● Saved entries
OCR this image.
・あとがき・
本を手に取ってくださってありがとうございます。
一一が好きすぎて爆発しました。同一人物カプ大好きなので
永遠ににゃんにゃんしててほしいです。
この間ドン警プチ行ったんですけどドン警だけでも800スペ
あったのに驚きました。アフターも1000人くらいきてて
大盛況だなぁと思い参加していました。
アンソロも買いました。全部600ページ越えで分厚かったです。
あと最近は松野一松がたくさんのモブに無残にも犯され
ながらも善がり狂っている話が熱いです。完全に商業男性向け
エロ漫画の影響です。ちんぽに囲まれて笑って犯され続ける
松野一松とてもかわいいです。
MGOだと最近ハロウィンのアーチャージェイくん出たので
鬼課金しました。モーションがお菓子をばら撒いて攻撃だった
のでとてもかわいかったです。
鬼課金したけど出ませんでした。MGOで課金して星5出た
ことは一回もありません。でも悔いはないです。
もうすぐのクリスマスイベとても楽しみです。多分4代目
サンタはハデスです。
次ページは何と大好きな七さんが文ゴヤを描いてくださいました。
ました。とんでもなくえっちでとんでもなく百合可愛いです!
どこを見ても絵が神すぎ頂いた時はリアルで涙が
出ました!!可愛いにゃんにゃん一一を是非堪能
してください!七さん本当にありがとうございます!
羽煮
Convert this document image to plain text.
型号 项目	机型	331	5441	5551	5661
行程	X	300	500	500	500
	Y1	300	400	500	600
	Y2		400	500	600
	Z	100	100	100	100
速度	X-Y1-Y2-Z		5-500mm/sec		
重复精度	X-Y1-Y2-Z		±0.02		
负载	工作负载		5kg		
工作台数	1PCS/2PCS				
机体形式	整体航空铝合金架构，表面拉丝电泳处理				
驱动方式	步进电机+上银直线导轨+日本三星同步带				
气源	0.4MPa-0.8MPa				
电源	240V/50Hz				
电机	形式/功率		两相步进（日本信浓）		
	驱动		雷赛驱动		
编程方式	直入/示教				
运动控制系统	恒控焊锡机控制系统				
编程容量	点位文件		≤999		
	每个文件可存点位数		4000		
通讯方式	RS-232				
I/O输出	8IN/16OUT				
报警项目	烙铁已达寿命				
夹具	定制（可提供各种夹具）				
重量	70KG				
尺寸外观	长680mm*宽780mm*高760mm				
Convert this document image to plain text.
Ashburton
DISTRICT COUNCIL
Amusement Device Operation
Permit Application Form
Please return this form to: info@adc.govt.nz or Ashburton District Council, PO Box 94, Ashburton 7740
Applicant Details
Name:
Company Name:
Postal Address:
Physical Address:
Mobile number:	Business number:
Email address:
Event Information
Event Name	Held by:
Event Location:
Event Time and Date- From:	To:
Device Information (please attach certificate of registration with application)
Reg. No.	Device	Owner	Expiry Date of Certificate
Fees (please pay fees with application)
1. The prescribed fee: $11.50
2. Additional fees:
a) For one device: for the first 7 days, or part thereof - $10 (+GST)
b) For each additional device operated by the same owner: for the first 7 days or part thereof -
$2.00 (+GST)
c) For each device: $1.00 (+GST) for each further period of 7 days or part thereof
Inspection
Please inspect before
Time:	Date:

● Work to complete
Write only the number of lines that include "with".

● Solution for this exercise
2